Exercise description: Look over the lines below. Report each one that includes the string "Father".
--- Start Records for this exercise ---
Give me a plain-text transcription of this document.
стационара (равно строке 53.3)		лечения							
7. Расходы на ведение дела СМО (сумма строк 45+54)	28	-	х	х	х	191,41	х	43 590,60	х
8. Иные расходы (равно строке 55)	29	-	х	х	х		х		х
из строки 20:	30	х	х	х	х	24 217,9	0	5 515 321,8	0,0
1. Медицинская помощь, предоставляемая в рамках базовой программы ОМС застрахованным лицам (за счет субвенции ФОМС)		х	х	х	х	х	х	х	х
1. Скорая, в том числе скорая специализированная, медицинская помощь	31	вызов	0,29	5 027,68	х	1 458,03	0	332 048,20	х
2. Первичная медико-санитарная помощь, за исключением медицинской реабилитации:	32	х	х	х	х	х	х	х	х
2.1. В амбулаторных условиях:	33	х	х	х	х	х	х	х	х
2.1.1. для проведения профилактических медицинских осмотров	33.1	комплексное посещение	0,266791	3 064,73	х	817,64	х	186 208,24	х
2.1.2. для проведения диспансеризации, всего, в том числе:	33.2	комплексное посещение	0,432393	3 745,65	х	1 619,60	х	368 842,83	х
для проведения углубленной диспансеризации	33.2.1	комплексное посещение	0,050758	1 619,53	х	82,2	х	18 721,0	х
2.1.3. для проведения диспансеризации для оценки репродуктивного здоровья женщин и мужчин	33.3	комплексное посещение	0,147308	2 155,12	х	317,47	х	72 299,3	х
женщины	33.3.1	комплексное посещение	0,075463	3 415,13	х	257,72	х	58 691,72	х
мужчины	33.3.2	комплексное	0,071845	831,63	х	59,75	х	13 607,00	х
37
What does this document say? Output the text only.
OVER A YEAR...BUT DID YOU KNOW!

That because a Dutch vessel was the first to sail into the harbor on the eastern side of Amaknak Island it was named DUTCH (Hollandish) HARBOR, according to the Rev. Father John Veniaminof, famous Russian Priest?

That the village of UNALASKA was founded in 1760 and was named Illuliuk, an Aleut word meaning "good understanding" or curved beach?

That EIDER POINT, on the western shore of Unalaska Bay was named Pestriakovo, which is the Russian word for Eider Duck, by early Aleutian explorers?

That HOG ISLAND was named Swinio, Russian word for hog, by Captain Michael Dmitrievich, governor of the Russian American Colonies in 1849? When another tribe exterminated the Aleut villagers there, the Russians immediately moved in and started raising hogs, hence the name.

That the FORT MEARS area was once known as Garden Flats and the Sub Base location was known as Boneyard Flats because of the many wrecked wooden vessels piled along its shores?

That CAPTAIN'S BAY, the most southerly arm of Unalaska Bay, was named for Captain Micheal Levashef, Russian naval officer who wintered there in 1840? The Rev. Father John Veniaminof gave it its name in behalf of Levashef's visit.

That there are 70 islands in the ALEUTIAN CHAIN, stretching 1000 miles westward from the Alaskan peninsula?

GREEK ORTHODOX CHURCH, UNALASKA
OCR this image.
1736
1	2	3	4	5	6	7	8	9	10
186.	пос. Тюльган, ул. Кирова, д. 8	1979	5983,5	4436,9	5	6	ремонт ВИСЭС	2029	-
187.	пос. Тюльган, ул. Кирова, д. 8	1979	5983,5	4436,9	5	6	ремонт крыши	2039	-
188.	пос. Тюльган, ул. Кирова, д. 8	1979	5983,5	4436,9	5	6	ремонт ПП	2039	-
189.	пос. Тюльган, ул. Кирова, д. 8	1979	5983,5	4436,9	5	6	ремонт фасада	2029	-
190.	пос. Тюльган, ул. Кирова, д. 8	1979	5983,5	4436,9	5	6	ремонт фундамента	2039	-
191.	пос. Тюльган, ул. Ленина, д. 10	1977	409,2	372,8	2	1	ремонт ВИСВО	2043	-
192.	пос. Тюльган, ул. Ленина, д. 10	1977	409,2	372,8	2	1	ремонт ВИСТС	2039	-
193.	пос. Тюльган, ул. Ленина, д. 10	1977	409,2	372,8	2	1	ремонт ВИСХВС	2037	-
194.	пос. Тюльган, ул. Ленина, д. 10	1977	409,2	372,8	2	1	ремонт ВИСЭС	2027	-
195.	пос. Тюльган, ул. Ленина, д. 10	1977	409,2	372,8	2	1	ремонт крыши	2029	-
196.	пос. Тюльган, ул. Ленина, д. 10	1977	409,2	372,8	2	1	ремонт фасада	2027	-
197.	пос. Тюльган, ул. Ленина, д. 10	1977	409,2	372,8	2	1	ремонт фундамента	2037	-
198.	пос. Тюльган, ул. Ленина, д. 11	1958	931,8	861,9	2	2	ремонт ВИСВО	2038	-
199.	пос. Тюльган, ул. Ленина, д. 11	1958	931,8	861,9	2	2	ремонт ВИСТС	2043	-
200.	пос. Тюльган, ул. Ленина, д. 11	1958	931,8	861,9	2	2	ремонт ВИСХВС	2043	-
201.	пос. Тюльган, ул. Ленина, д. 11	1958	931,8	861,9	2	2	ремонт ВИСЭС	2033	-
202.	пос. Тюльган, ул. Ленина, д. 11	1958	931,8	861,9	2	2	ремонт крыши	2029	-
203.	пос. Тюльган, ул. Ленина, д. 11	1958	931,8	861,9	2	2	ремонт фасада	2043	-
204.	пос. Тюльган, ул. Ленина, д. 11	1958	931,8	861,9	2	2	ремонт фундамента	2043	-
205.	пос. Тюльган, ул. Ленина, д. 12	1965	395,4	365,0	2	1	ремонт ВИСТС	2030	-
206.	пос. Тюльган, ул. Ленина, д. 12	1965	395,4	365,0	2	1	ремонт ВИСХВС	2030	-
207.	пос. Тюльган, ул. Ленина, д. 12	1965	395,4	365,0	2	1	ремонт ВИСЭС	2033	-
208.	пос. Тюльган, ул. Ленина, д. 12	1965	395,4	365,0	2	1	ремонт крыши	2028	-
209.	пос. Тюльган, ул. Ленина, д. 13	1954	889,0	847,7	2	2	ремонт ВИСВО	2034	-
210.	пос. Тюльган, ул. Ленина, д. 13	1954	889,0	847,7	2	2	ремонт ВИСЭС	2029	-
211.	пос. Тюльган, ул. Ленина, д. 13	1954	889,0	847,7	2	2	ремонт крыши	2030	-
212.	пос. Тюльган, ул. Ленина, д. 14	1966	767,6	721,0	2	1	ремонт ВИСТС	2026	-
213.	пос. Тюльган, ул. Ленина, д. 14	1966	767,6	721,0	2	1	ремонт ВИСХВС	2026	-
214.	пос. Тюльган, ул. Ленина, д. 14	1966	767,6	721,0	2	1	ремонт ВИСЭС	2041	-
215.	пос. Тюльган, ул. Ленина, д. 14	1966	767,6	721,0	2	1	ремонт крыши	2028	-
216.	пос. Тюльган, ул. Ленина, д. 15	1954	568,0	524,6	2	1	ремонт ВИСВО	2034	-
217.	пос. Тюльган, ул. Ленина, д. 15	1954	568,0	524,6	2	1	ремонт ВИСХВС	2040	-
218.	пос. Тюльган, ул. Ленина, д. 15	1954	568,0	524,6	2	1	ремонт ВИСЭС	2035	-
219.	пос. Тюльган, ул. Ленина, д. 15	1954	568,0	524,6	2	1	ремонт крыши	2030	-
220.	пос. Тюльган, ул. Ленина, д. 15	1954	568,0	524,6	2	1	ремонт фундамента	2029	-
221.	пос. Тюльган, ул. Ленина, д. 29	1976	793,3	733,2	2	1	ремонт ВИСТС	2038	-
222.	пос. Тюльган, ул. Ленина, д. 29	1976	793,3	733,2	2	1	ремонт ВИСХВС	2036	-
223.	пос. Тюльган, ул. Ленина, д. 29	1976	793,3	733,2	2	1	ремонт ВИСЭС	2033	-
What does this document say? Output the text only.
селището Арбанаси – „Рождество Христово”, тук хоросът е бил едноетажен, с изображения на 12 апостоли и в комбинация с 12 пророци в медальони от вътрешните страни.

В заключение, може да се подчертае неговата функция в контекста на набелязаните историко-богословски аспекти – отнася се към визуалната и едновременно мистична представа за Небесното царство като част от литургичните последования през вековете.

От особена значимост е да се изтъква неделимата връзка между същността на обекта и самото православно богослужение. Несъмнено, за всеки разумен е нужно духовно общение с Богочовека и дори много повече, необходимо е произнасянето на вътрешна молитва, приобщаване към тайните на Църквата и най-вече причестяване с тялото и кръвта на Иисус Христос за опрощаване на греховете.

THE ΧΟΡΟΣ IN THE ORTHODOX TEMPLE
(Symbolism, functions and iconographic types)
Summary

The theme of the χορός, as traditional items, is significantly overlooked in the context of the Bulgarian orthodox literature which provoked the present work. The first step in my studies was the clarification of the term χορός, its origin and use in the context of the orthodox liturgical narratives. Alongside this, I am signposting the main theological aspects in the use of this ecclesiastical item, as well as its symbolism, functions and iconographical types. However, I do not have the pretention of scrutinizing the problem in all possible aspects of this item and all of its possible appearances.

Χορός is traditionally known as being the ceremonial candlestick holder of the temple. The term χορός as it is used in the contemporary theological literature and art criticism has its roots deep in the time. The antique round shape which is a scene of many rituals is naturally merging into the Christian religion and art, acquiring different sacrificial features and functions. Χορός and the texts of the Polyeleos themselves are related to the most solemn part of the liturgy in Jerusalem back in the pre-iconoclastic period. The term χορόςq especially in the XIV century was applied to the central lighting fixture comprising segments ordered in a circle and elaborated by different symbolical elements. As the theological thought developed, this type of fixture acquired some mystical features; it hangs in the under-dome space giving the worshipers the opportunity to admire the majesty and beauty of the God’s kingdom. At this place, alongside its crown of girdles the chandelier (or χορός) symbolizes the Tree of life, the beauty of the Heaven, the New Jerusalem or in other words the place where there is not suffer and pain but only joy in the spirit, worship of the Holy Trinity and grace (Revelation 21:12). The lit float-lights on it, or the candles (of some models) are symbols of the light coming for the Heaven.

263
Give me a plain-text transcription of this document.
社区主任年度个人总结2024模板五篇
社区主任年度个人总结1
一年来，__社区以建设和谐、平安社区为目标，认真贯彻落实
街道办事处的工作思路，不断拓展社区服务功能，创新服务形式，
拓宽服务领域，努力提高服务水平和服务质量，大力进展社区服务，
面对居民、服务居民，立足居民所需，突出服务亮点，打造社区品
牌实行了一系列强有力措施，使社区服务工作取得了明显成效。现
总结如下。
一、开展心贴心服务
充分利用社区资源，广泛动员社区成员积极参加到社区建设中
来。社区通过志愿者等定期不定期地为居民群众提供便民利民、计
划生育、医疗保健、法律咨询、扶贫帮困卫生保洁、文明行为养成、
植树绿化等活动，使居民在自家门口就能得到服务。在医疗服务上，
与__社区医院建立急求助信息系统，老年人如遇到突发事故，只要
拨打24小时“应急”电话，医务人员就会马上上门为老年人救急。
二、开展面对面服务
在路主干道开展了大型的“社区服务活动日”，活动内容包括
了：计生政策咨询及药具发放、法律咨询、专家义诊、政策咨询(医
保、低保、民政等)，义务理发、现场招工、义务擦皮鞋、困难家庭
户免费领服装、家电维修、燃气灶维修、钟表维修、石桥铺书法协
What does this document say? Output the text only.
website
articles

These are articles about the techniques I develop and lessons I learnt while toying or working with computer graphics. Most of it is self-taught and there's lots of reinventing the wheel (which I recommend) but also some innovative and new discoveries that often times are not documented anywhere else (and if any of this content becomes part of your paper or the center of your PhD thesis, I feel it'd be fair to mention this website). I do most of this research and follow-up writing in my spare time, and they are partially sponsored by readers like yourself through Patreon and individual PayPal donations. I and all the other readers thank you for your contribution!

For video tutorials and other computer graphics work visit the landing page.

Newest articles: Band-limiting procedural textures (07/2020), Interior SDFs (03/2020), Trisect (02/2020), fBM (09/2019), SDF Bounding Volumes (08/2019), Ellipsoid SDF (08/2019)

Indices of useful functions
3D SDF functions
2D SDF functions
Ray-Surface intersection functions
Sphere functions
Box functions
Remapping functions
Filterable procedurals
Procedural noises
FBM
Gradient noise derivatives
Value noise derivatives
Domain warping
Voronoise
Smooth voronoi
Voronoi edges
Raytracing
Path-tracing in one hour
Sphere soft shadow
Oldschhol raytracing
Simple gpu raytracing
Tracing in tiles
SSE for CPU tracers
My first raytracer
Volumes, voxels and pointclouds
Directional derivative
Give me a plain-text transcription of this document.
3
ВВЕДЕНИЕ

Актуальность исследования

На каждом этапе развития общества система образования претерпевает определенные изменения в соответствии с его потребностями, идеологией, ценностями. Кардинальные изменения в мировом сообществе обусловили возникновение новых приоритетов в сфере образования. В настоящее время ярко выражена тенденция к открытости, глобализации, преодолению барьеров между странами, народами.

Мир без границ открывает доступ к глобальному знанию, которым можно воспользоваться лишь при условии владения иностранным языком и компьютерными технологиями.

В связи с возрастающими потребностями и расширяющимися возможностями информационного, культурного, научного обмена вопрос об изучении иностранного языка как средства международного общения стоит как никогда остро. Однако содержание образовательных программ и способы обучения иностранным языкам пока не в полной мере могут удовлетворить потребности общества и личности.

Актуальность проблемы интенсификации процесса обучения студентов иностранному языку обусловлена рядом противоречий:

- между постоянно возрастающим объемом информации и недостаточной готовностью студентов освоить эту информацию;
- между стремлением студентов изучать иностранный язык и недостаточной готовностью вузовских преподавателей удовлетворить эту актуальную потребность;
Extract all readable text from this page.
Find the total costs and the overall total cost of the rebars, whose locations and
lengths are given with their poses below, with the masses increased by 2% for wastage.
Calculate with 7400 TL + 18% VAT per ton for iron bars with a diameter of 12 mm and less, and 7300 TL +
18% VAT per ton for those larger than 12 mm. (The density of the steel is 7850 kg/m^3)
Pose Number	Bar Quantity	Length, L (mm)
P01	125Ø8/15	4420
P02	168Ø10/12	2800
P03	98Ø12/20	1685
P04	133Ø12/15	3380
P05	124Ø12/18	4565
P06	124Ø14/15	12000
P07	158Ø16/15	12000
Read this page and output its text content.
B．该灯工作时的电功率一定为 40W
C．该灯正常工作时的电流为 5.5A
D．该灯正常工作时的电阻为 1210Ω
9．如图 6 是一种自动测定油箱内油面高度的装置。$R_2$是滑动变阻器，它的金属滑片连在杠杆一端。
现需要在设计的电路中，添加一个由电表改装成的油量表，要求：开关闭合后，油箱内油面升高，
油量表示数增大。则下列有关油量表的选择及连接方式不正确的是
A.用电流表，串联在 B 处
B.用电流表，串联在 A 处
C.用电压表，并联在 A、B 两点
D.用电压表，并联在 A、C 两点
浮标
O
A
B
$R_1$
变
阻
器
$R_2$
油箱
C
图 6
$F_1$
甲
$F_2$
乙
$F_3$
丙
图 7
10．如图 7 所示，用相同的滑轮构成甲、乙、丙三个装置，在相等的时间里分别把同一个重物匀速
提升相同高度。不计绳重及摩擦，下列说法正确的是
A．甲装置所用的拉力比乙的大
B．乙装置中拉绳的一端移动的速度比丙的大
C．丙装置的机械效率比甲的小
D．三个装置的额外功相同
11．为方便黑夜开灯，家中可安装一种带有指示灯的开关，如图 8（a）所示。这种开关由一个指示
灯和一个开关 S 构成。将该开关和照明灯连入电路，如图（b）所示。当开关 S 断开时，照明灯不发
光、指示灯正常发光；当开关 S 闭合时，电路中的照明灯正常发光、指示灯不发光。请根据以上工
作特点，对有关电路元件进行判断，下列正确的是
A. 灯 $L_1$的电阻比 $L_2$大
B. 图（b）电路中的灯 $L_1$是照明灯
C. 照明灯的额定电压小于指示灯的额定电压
--- End Records for this exercise ---
Complete answer:
That because a Dutch vessel was the first to sail into the harbor on the eastern side of Amaknak Island it was named DUTCH (Hollandish) HARBOR, according to the Rev. Father John Veniaminof, famous Russian Priest?
That CAPTAIN'S BAY, the most southerly arm of Unalaska Bay, was named for Captain Micheal Levashef, Russian naval officer who wintered there in 1840? The Rev. Father John Veniaminof gave it its name in behalf of Levashef's visit.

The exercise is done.